• _Problem to work on_: Starting at the beginning of the records and ending at the line that contains "candle-body [245, 117, 253, 120]", format those lines as a numbered list, omitting any blank lines.

• _Records for processing_:
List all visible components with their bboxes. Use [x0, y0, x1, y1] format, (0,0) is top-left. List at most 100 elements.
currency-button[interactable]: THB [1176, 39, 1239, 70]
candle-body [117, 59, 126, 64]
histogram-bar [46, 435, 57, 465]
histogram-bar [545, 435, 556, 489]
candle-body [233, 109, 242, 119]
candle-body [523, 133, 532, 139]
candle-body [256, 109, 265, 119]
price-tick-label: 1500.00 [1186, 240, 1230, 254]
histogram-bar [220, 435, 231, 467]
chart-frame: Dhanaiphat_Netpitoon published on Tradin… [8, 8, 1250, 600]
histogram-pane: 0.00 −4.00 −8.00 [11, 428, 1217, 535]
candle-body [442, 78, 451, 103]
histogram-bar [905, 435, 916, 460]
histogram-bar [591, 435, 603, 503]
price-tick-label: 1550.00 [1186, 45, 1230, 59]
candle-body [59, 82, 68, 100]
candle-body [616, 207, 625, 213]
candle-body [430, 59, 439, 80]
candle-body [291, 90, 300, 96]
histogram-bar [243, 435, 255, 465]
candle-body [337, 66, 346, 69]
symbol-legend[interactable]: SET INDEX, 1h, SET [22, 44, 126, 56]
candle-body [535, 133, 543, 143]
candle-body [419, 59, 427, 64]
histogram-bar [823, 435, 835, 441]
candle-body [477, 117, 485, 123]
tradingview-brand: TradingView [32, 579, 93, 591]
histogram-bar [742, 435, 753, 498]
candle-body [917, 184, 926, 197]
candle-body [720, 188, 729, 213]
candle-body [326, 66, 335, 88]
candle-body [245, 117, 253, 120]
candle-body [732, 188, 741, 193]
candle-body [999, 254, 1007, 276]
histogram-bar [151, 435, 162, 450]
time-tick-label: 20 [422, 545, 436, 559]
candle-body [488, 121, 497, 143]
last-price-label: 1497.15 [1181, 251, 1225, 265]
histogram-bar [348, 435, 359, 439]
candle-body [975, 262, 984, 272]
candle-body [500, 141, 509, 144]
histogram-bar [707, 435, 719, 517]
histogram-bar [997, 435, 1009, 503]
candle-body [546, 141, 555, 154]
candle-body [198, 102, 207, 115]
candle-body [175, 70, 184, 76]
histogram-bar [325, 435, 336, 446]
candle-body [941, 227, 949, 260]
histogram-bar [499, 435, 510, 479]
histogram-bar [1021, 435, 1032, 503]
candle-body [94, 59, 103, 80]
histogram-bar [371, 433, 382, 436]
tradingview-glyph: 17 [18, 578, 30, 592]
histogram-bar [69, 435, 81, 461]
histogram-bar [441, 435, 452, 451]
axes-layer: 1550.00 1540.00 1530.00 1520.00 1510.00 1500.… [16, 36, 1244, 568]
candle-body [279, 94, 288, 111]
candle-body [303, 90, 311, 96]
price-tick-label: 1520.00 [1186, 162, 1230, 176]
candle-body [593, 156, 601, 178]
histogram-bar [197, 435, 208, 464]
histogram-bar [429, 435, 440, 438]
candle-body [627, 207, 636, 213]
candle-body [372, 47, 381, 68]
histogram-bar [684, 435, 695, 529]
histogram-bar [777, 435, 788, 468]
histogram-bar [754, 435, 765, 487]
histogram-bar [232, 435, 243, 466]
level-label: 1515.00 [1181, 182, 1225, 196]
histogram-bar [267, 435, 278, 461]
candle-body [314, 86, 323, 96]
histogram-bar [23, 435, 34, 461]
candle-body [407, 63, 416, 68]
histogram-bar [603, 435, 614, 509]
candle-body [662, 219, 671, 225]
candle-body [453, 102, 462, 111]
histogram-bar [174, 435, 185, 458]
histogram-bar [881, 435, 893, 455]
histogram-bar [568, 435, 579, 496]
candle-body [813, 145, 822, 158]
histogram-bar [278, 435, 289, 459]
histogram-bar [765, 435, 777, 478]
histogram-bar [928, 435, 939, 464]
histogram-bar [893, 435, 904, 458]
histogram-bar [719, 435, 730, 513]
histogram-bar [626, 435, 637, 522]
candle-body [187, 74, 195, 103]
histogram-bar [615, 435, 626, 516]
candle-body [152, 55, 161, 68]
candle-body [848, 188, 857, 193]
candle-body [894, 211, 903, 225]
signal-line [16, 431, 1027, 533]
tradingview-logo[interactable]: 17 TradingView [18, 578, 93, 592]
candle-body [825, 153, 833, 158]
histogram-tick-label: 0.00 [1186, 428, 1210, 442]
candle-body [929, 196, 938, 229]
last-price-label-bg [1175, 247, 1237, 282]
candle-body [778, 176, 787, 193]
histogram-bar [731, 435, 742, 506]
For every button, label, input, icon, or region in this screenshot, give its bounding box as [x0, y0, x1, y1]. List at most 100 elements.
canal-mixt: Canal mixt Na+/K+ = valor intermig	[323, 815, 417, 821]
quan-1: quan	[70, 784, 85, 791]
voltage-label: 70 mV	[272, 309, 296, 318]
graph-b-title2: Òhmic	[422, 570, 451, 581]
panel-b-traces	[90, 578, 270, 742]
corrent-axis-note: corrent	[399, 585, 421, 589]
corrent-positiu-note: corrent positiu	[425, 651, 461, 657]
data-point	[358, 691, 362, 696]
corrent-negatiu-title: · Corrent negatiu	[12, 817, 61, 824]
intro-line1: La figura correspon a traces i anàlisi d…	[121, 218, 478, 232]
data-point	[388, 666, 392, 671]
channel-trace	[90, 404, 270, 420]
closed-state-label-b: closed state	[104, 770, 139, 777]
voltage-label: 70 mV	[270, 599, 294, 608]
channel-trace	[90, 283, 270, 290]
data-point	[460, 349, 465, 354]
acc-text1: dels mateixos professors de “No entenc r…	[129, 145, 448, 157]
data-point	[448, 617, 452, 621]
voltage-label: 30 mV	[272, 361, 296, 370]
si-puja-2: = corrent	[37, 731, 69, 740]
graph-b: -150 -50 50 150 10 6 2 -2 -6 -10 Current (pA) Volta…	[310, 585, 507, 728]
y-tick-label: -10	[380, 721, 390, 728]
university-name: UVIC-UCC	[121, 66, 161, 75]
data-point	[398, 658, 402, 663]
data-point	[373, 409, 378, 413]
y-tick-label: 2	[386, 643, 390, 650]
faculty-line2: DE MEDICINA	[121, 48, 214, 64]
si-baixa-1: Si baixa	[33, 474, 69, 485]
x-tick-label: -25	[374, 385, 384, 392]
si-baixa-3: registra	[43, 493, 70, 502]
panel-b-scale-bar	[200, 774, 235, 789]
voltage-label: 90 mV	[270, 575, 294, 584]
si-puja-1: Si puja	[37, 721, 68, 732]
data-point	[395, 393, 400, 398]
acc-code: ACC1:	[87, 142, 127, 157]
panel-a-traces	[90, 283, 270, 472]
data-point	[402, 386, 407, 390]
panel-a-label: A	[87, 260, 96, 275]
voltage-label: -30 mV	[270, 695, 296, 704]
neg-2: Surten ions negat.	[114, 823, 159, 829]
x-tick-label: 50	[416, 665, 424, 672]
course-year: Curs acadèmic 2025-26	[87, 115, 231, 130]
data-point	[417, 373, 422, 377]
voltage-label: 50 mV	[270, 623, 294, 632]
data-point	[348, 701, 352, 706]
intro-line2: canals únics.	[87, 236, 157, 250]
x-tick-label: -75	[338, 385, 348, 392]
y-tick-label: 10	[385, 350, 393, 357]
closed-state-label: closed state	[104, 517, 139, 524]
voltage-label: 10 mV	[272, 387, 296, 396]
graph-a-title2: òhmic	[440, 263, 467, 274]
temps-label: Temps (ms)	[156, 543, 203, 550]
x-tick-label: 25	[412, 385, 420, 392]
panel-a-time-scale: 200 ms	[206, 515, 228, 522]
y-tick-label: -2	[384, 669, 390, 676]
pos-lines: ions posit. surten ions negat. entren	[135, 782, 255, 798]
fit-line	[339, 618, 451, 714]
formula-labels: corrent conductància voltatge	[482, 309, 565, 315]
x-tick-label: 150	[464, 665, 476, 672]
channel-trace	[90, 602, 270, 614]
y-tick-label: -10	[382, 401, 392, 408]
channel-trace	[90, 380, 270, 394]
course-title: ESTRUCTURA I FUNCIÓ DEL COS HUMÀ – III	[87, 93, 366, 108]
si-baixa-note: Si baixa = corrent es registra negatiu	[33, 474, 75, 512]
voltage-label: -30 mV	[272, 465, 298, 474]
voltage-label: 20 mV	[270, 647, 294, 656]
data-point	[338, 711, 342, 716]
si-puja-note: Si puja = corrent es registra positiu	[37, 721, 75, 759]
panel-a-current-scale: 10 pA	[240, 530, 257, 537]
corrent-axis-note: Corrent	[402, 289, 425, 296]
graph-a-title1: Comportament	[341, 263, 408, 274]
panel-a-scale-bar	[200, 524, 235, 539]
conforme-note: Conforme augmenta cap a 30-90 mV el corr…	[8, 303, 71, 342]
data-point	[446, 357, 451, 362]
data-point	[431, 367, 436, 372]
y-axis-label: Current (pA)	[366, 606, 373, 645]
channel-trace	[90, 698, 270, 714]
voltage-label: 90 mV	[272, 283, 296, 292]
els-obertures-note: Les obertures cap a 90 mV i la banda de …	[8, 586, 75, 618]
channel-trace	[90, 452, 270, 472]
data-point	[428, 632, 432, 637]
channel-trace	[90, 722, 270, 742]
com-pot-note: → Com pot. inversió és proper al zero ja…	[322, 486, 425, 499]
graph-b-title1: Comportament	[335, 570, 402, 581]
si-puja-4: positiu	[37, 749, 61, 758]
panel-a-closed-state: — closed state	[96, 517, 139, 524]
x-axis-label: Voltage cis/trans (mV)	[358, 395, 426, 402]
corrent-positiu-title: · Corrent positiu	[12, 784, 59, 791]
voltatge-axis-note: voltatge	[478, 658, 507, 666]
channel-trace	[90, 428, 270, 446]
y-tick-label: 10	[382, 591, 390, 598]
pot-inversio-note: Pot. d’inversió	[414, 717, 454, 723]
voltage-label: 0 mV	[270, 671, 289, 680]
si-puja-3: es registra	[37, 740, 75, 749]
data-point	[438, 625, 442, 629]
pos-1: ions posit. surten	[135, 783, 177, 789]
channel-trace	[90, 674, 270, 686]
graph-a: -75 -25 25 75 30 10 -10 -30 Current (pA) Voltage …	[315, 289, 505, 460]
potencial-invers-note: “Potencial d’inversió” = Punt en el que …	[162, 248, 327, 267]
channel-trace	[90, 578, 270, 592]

• _Full answer_:
1. List all visible components with their bboxes. Use [x0, y0, x1, y1] format, (0,0) is top-left. List at most 100 elements.
2. currency-button[interactable]: THB [1176, 39, 1239, 70]
3. candle-body [117, 59, 126, 64]
4. histogram-bar [46, 435, 57, 465]
5. histogram-bar [545, 435, 556, 489]
6. candle-body [233, 109, 242, 119]
7. candle-body [523, 133, 532, 139]
8. candle-body [256, 109, 265, 119]
9. price-tick-label: 1500.00 [1186, 240, 1230, 254]
10. histogram-bar [220, 435, 231, 467]
11. chart-frame: Dhanaiphat_Netpitoon published on Tradin… [8, 8, 1250, 600]
12. histogram-pane: 0.00 −4.00 −8.00 [11, 428, 1217, 535]
13. candle-body [442, 78, 451, 103]
14. histogram-bar [905, 435, 916, 460]
15. histogram-bar [591, 435, 603, 503]
16. price-tick-label: 1550.00 [1186, 45, 1230, 59]
17. candle-body [59, 82, 68, 100]
18. candle-body [616, 207, 625, 213]
19. candle-body [430, 59, 439, 80]
20. candle-body [291, 90, 300, 96]
21. histogram-bar [243, 435, 255, 465]
22. candle-body [337, 66, 346, 69]
23. symbol-legend[interactable]: SET INDEX, 1h, SET [22, 44, 126, 56]
24. candle-body [535, 133, 543, 143]
25. candle-body [419, 59, 427, 64]
26. histogram-bar [823, 435, 835, 441]
27. candle-body [477, 117, 485, 123]
28. tradingview-brand: TradingView [32, 579, 93, 591]
29. histogram-bar [742, 435, 753, 498]
30. candle-body [917, 184, 926, 197]
31. candle-body [720, 188, 729, 213]
32. candle-body [326, 66, 335, 88]
33. candle-body [245, 117, 253, 120]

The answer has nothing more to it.